**Task goal**
Can you print the data exactly and leave out each image?

* begin *

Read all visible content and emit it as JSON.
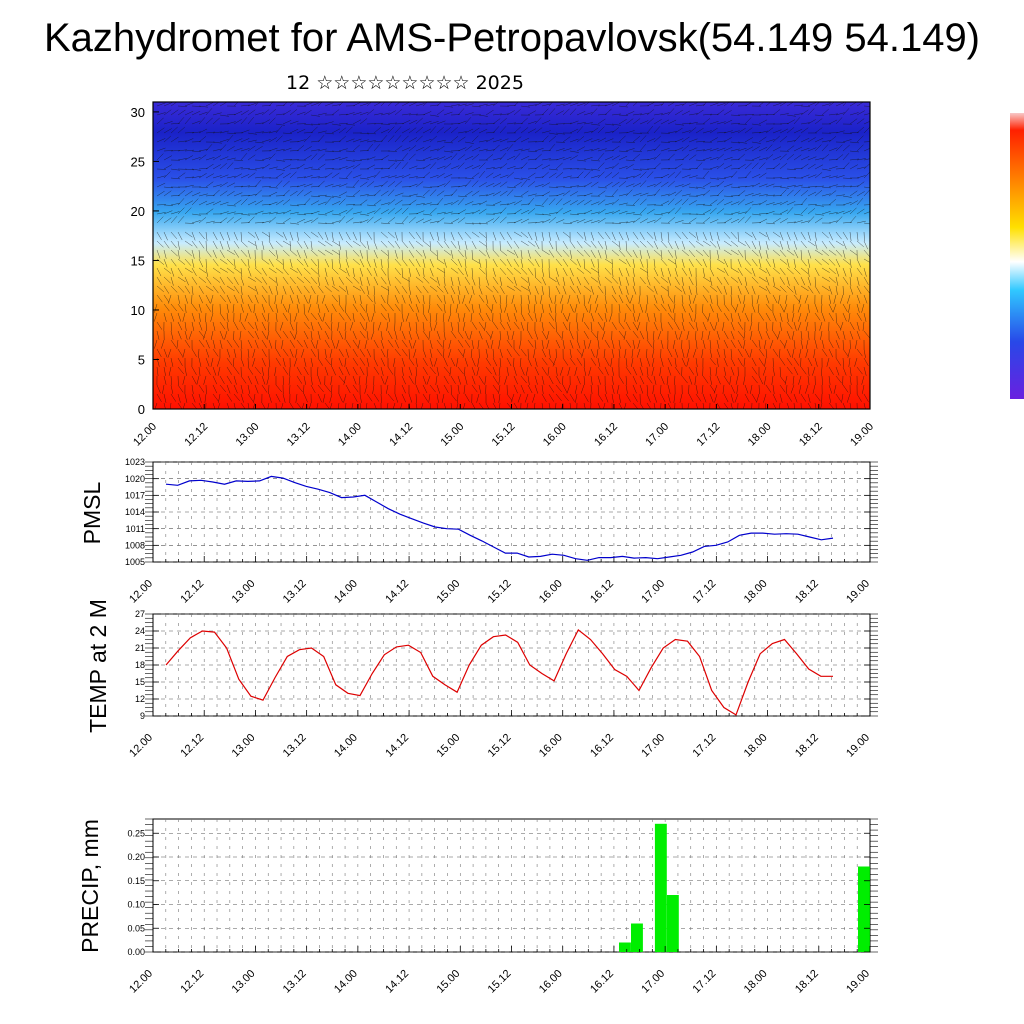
{
  "title": "Kazhydromet for AMS-Petropavlovsk(54.149 54.149)",
  "subtitle": "12 ☆☆☆☆☆☆☆☆☆ 2025",
  "time_labels": [
    "12.00",
    "12.12",
    "13.00",
    "13.12",
    "14.00",
    "14.12",
    "15.00",
    "15.12",
    "16.00",
    "16.12",
    "17.00",
    "17.12",
    "18.00",
    "18.12",
    "19.00"
  ],
  "colors": {
    "pmsl_line": "#0000cc",
    "temp_line": "#dd0000",
    "precip_bar": "#00ee00"
  },
  "chart_data": [
    {
      "type": "heatmap",
      "title": "",
      "y_ticks": [
        "0",
        "5",
        "10",
        "15",
        "20",
        "25",
        "30"
      ],
      "ylim": [
        0,
        31
      ],
      "x_range": [
        "12.00",
        "19.00"
      ],
      "colormap": "blue (top) to cyan, yellow, orange and red (bottom)",
      "overlay": "wind barbs",
      "colorbar": "vertical, right edge"
    },
    {
      "type": "line",
      "ylabel": "PMSL",
      "y_ticks": [
        "1005",
        "1008",
        "1011",
        "1014",
        "1017",
        "1020",
        "1023"
      ],
      "ylim": [
        1005,
        1023
      ],
      "grid": true,
      "series": [
        {
          "values": [
            1019.0,
            1018.8,
            1019.6,
            1019.7,
            1019.4,
            1019.0,
            1019.6,
            1019.5,
            1019.6,
            1020.4,
            1020.1,
            1019.3,
            1018.6,
            1018.1,
            1017.5,
            1016.6,
            1016.7,
            1017.0,
            1015.8,
            1014.6,
            1013.6,
            1012.8,
            1012.0,
            1011.3,
            1011.0,
            1010.9,
            1009.8,
            1008.8,
            1007.7,
            1006.6,
            1006.6,
            1005.9,
            1006.0,
            1006.4,
            1006.2,
            1005.6,
            1005.3,
            1005.8,
            1005.8,
            1006.0,
            1005.7,
            1005.8,
            1005.6,
            1005.9,
            1006.2,
            1006.8,
            1007.8,
            1008.0,
            1008.6,
            1009.8,
            1010.2,
            1010.2,
            1010.0,
            1010.1,
            1010.0,
            1009.5,
            1009.0,
            1009.3
          ]
        }
      ]
    },
    {
      "type": "line",
      "ylabel": "TEMP at 2 M",
      "y_ticks": [
        "9",
        "12",
        "15",
        "18",
        "21",
        "24",
        "27"
      ],
      "ylim": [
        9,
        27
      ],
      "grid": true,
      "series": [
        {
          "values": [
            18.0,
            20.5,
            22.8,
            24.0,
            23.8,
            21.0,
            15.5,
            12.5,
            11.8,
            15.8,
            19.5,
            20.7,
            21.0,
            19.5,
            14.5,
            13.0,
            12.6,
            16.5,
            19.8,
            21.2,
            21.5,
            20.2,
            16.0,
            14.5,
            13.2,
            18.0,
            21.5,
            23.0,
            23.3,
            22.0,
            18.0,
            16.5,
            15.2,
            20.0,
            24.2,
            22.5,
            20.0,
            17.2,
            16.0,
            13.5,
            17.5,
            21.0,
            22.5,
            22.2,
            19.5,
            13.5,
            10.5,
            9.2,
            15.0,
            20.0,
            21.8,
            22.5,
            20.0,
            17.3,
            16.0,
            16.0
          ]
        }
      ]
    },
    {
      "type": "bar",
      "ylabel": "PRECIP, mm",
      "y_ticks": [
        "0.00",
        "0.05",
        "0.10",
        "0.15",
        "0.20",
        "0.25"
      ],
      "ylim": [
        0,
        0.28
      ],
      "grid": true,
      "x_index": [
        39,
        40,
        42,
        43,
        59
      ],
      "values": [
        0.02,
        0.06,
        0.27,
        0.12,
        0.18
      ]
    }
  ]
}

* end *

**Complete answer**
Read all visible content and emit it as JSON.
{
  "title": "Kazhydromet for AMS-Petropavlovsk(54.149 54.149)",
  "subtitle": "12 ☆☆☆☆☆☆☆☆☆ 2025",
  "time_labels": [
    "12.00",
    "12.12",
    "13.00",
    "13.12",
    "14.00",
    "14.12",
    "15.00",
    "15.12",
    "16.00",
    "16.12",
    "17.00",
    "17.12",
    "18.00",
    "18.12",
    "19.00"
  ],
  "colors": {
    "pmsl_line": "#0000cc",
    "temp_line": "#dd0000",
    "precip_bar": "#00ee00"
  },
  "chart_data": [
    {
      "type": "heatmap",
      "title": "",
      "y_ticks": [
        "0",
        "5",
        "10",
        "15",
        "20",
        "25",
        "30"
      ],
      "ylim": [
        0,
        31
      ],
      "x_range": [
        "12.00",
        "19.00"
      ],
      "colormap": "blue (top) to cyan, yellow, orange and red (bottom)",
      "overlay": "wind barbs",
      "colorbar": "vertical, right edge"
    },
    {
      "type": "line",
      "ylabel": "PMSL",
      "y_ticks": [
        "1005",
        "1008",
        "1011",
        "1014",
        "1017",
        "1020",
        "1023"
      ],
      "ylim": [
        1005,
        1023
      ],
      "grid": true,
      "series": [
        {
          "values": [
            1019.0,
            1018.8,
            1019.6,
            1019.7,
            1019.4,
            1019.0,
            1019.6,
            1019.5,
            1019.6,
            1020.4,
            1020.1,
            1019.3,
            1018.6,
            1018.1,
            1017.5,
            1016.6,
            1016.7,
            1017.0,
            1015.8,
            1014.6,
            1013.6,
            1012.8,
            1012.0,
            1011.3,
            1011.0,
            1010.9,
            1009.8,
            1008.8,
            1007.7,
            1006.6,
            1006.6,
            1005.9,
            1006.0,
            1006.4,
            1006.2,
            1005.6,
            1005.3,
            1005.8,
            1005.8,
            1006.0,
            1005.7,
            1005.8,
            1005.6,
            1005.9,
            1006.2,
            1006.8,
            1007.8,
            1008.0,
            1008.6,
            1009.8,
            1010.2,
            1010.2,
            1010.0,
            1010.1,
            1010.0,
            1009.5,
            1009.0,
            1009.3
          ]
        }
      ]
    },
    {
      "type": "line",
      "ylabel": "TEMP at 2 M",
      "y_ticks": [
        "9",
        "12",
        "15",
        "18",
        "21",
        "24",
        "27"
      ],
      "ylim": [
        9,
        27
      ],
      "grid": true,
      "series": [
        {
          "values": [
            18.0,
            20.5,
            22.8,
            24.0,
            23.8,
            21.0,
            15.5,
            12.5,
            11.8,
            15.8,
            19.5,
            20.7,
            21.0,
            19.5,
            14.5,
            13.0,
            12.6,
            16.5,
            19.8,
            21.2,
            21.5,
            20.2,
            16.0,
            14.5,
            13.2,
            18.0,
            21.5,
            23.0,
            23.3,
            22.0,
            18.0,
            16.5,
            15.2,
            20.0,
            24.2,
            22.5,
            20.0,
            17.2,
            16.0,
            13.5,
            17.5,
            21.0,
            22.5,
            22.2,
            19.5,
            13.5,
            10.5,
            9.2,
            15.0,
            20.0,
            21.8,
            22.5,
            20.0,
            17.3,
            16.0,
            16.0
          ]
        }
      ]
    },
    {
      "type": "bar",
      "ylabel": "PRECIP, mm",
      "y_ticks": [
        "0.00",
        "0.05",
        "0.10",
        "0.15",
        "0.20",
        "0.25"
      ],
      "ylim": [
        0,
        0.28
      ],
      "grid": true,
      "x_index": [
        39,
        40,
        42,
        43,
        59
      ],
      "values": [
        0.02,
        0.06,
        0.27,
        0.12,
        0.18
      ]
    }
  ]
}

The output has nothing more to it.